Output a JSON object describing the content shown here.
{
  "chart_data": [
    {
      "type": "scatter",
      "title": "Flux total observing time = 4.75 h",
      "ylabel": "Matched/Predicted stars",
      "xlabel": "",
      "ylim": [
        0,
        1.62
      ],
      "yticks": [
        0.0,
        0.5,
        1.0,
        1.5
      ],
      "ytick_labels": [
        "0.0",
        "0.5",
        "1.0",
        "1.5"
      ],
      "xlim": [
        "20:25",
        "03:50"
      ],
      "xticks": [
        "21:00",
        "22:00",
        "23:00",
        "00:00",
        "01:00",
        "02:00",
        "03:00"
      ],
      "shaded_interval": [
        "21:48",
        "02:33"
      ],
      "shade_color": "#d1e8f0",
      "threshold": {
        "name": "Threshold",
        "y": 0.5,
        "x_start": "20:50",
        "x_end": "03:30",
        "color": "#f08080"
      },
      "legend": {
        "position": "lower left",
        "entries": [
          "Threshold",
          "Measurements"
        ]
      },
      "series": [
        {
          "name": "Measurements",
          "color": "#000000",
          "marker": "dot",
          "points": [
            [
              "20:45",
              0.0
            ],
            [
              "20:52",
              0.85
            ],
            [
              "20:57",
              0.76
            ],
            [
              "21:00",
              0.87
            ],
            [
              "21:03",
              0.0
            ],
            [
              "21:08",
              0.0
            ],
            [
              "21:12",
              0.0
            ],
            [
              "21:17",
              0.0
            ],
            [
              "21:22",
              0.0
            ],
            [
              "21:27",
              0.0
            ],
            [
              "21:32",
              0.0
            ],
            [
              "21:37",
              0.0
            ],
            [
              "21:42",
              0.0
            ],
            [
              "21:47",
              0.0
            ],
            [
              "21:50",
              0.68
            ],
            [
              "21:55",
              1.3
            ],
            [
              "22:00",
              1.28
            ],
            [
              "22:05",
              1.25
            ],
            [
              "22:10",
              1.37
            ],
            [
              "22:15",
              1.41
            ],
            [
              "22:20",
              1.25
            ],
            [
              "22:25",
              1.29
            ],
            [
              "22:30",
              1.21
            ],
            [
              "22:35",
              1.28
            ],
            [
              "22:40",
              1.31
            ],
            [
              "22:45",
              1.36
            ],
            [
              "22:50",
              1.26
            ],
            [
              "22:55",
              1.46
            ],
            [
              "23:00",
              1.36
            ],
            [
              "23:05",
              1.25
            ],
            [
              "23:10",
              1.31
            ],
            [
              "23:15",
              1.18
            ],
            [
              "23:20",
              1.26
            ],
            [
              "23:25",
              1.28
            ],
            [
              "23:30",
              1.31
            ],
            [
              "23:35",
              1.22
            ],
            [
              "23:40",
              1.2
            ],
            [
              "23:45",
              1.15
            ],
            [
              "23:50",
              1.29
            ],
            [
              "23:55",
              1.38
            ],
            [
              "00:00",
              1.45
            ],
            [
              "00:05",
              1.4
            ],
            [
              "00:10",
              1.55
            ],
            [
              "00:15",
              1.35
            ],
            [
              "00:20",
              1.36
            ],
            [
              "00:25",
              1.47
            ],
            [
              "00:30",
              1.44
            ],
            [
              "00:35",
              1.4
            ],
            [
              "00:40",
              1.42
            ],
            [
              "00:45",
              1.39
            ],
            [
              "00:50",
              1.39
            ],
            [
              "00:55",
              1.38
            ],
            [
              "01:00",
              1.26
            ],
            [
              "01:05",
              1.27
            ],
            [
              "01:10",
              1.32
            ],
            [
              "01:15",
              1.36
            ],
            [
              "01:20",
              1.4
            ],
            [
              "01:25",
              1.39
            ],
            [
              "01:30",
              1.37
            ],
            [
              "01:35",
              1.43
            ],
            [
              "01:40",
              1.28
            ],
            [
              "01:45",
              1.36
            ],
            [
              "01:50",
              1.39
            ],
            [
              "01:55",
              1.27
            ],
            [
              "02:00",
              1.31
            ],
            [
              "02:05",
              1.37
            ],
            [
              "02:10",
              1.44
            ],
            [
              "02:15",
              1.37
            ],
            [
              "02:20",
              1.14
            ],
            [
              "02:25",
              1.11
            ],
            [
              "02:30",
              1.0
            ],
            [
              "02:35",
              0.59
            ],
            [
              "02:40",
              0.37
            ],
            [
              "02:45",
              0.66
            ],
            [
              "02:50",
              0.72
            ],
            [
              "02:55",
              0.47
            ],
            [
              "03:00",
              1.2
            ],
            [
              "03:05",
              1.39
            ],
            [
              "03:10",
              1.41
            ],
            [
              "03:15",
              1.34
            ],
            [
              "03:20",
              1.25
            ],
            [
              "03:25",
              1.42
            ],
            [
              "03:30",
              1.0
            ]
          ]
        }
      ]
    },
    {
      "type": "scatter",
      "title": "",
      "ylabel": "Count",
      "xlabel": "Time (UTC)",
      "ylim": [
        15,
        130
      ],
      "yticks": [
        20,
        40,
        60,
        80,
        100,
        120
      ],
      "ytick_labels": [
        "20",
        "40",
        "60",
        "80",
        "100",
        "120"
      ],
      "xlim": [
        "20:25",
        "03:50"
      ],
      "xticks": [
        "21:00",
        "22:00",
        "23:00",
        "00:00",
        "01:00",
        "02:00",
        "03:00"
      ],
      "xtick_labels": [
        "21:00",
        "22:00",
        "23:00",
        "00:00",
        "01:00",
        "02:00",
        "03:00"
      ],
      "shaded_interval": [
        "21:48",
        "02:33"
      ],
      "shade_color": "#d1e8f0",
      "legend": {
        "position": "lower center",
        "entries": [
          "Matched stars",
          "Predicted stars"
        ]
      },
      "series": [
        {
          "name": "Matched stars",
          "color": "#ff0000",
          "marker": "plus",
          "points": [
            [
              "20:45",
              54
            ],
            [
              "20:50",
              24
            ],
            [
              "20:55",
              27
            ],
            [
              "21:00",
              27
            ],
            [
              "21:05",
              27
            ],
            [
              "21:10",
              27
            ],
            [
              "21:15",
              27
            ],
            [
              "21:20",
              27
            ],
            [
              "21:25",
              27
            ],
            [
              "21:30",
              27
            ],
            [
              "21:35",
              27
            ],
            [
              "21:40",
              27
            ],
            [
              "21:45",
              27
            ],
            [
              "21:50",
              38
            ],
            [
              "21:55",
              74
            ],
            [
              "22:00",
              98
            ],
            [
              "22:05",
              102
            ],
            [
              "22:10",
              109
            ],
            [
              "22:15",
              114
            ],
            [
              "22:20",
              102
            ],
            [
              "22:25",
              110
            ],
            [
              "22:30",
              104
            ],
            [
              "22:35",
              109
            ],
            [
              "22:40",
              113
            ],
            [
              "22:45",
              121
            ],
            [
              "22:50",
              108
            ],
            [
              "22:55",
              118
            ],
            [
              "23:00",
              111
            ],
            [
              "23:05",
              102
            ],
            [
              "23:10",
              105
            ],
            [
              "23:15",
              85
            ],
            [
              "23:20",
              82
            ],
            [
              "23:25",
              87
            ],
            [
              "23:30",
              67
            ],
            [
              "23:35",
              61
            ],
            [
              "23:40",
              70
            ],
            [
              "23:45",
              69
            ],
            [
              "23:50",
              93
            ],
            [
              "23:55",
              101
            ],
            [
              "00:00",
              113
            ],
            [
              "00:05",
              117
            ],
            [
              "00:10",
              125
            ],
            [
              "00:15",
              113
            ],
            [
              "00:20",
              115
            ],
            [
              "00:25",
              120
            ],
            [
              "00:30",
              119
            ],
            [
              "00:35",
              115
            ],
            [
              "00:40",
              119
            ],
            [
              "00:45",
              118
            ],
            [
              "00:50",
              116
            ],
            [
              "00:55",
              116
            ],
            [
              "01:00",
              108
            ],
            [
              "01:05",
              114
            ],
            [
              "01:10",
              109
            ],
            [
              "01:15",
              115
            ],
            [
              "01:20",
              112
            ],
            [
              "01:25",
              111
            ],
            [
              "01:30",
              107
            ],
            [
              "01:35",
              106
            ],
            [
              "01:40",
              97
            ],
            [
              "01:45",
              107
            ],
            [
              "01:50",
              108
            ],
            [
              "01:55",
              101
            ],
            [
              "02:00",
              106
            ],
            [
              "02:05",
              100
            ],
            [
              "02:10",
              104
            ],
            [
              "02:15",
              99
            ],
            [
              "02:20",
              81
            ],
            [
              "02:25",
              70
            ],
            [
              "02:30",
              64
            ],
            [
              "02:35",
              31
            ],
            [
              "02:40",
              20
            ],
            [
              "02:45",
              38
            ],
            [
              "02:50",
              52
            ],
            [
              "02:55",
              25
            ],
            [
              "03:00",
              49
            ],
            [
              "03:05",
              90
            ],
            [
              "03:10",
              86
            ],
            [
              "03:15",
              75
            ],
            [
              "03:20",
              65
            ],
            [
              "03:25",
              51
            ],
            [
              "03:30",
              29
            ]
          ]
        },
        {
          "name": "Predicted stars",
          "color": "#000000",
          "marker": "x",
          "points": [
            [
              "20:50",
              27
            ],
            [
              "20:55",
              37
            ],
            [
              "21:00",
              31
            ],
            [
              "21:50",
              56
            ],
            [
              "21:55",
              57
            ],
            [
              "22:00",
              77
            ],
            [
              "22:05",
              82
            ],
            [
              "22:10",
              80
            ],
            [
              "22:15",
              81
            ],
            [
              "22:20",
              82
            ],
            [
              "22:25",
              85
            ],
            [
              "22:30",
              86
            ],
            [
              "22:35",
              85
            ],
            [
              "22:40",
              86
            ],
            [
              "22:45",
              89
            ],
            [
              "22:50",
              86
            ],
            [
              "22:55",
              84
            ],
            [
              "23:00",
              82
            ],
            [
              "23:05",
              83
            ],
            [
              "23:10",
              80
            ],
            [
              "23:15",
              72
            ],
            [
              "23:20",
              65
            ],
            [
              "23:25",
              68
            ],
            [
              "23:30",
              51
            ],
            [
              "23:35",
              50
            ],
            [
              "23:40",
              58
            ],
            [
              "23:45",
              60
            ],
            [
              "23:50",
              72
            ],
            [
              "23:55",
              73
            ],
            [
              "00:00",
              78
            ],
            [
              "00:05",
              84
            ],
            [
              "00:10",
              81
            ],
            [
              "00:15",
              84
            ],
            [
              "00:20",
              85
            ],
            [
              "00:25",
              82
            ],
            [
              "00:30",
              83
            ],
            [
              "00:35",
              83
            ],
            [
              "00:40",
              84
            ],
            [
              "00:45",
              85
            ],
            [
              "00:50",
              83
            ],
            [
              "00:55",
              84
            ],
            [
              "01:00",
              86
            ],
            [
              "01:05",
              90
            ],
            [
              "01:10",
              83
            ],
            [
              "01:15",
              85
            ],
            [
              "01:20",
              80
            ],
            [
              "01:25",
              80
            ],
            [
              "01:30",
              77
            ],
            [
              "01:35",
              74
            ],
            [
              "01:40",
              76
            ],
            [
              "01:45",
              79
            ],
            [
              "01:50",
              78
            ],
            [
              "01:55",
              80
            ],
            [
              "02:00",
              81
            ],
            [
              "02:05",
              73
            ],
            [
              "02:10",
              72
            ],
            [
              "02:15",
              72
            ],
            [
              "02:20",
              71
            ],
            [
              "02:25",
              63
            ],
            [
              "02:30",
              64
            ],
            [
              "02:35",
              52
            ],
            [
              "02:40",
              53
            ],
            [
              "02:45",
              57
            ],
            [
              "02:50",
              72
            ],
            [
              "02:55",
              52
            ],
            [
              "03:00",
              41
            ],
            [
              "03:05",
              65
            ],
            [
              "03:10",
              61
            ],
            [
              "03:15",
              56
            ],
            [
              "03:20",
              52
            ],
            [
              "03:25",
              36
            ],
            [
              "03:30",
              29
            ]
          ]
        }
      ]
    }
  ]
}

____

■ **GOAL OF THE EXERCISE**: Find the word "Matched" in the entries above and gather every line that holds it.

■ **WRITTEN ANSWER**:
      "ylabel": "Matched/Predicted stars",
          "Matched stars",
          "name": "Matched stars",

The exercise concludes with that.